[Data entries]
◇ ◇ ◇
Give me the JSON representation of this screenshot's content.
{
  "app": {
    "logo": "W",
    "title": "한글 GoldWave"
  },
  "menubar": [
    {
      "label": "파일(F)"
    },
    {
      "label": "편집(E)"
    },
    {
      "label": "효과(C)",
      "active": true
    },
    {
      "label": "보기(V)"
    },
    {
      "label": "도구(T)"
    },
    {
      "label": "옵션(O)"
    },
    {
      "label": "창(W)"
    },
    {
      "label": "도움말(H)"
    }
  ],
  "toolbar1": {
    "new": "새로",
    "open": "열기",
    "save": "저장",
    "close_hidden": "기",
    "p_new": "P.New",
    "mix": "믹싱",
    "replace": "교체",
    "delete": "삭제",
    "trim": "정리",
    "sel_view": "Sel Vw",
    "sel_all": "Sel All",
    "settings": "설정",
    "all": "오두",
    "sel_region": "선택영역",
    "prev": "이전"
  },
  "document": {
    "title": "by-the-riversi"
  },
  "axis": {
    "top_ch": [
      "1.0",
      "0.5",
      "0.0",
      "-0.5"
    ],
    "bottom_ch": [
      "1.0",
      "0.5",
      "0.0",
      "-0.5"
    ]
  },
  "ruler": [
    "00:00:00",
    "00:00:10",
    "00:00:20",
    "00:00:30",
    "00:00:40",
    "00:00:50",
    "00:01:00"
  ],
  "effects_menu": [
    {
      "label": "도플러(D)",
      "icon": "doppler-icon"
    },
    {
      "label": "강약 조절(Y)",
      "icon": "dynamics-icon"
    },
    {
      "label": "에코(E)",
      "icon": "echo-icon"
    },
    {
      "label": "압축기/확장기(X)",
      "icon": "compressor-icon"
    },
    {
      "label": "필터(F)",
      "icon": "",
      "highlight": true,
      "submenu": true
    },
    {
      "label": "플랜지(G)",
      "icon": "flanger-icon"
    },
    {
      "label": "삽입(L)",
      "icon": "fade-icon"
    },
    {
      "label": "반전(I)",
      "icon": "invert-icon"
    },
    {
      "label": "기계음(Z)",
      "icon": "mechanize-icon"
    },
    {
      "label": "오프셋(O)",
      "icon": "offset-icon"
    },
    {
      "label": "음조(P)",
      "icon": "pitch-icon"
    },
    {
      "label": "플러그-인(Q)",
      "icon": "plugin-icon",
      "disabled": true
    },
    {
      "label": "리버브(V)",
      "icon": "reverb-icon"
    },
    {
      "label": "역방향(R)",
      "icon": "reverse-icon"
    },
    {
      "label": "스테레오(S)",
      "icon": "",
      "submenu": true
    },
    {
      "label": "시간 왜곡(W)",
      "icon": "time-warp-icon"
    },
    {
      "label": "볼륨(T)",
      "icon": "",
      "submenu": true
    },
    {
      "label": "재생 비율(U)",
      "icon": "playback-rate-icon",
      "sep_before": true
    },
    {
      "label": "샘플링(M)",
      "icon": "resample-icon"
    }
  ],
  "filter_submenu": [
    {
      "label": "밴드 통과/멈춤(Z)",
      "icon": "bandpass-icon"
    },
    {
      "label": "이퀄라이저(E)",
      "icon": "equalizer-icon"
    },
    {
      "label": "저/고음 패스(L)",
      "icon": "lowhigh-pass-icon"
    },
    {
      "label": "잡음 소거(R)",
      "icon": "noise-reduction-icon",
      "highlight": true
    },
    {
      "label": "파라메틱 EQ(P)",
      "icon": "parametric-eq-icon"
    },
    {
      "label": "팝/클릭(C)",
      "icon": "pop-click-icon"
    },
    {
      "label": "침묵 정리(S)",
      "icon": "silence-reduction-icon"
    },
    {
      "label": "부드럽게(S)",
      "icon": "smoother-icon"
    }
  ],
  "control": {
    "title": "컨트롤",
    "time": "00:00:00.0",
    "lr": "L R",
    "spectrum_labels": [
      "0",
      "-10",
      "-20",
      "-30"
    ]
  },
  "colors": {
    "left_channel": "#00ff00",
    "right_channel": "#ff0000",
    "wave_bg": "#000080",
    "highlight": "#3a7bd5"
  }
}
◇ ◇ ◇
◆ Task description
Extract from the material all lines containing the string "title".

◆ Exercise response
    "title": "한글 GoldWave"
    "title": "by-the-riversi"
    "title": "컨트롤",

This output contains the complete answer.